■ THE REQUEST
Return all lines below containing the word "взимания".

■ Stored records
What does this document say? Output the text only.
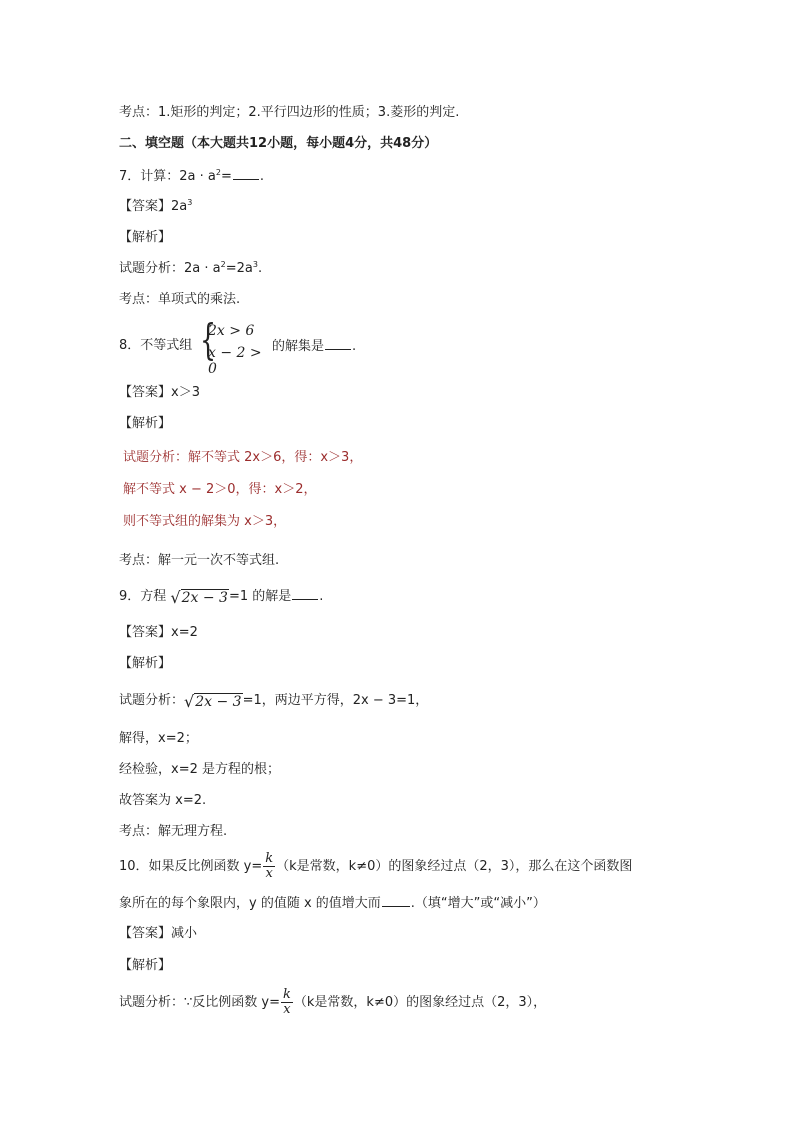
考点：1.矩形的判定；2.平行四边形的性质；3.菱形的判定.
二、填空题（本大题共12小题，每小题4分，共48分）
7．计算：$2a \cdot a^2=$ .
【答案】$2a^3$
【解析】
试题分析：$2a \cdot a^2=2a^3$.
考点：单项式的乘法.
8．不等式组 {
2x > 6
x − 2 > 0
的解集是 .
【答案】x＞3
【解析】
试题分析：解不等式 2x＞6，得：x＞3，
解不等式 x − 2＞0，得：x＞2，
则不等式组的解集为 x＞3，
考点：解一元一次不等式组.
9．方程 √ 2x − 3 =1 的解是 .
【答案】x=2
【解析】
试题分析： √ 2x − 3 =1，两边平方得，2x − 3=1，
解得，x=2；
经检验，x=2 是方程的根；
故答案为 x=2.
考点：解无理方程.
10．如果反比例函数 $y= \frac{k}{x} (k$是常数，k≠0）的图象经过点（2，3），那么在这个函数图
象所在的每个象限内，y 的值随 x 的值增大而 .（填“增大”或“减小”）
【答案】减小
【解析】
试题分析：∵反比例函数 $y= \frac{k}{x} (k$是常数，k≠0）的图象经过点（2，3），
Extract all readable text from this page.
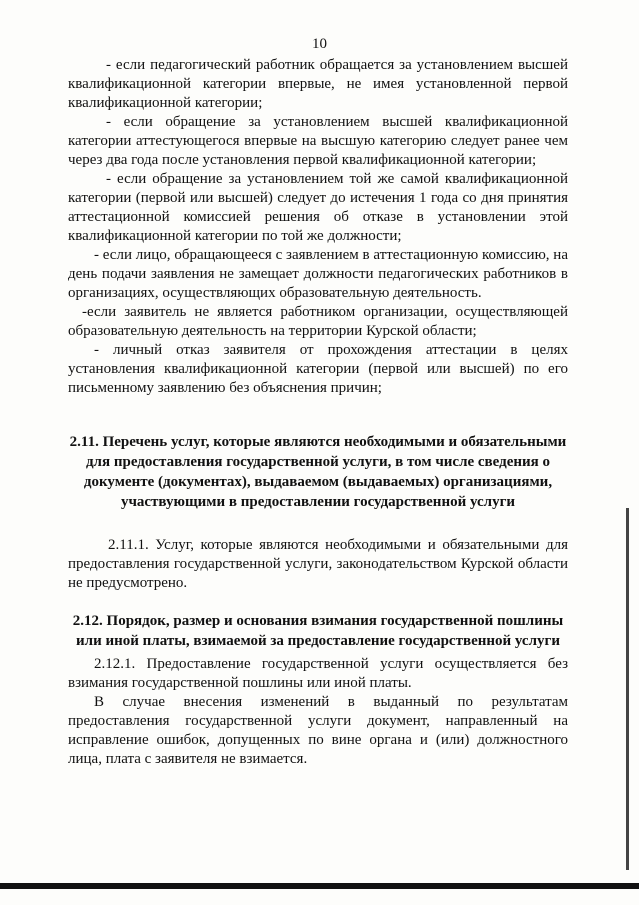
10

- если педагогический работник обращается за установлением высшей квалификационной категории впервые, не имея установленной первой квалификационной категории;

- если обращение за установлением высшей квалификационной категории аттестующегося впервые на высшую категорию следует ранее чем через два года после установления первой квалификационной категории;

- если обращение за установлением той же самой квалификационной категории (первой или высшей) следует до истечения 1 года со дня принятия аттестационной комиссией решения об отказе в установлении этой квалификационной категории по той же должности;

- если лицо, обращающееся с заявлением в аттестационную комиссию, на день подачи заявления не замещает должности педагогических работников в организациях, осуществляющих образовательную деятельность.

-если заявитель не является работником организации, осуществляющей образовательную деятельность на территории Курской области;

- личный отказ заявителя от прохождения аттестации в целях установления квалификационной категории (первой или высшей) по его письменному заявлению без объяснения причин;

2.11. Перечень услуг, которые являются необходимыми и обязательными для предоставления государственной услуги, в том числе сведения о документе (документах), выдаваемом (выдаваемых) организациями, участвующими в предоставлении государственной услуги

2.11.1. Услуг, которые являются необходимыми и обязательными для предоставления государственной услуги, законодательством Курской области не предусмотрено.

2.12. Порядок, размер и основания взимания государственной пошлины или иной платы, взимаемой за предоставление государственной услуги

2.12.1. Предоставление государственной услуги осуществляется без взимания государственной пошлины или иной платы.

В случае внесения изменений в выданный по результатам предоставления государственной услуги документ, направленный на исправление ошибок, допущенных по вине органа и (или) должностного лица, плата с заявителя не взимается.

■ RIGHT ANSWER
2.12. Порядок, размер и основания взимания государственной пошлины или иной платы, взимаемой за предоставление государственной услуги
2.12.1. Предоставление государственной услуги осуществляется без взимания государственной пошлины или иной платы.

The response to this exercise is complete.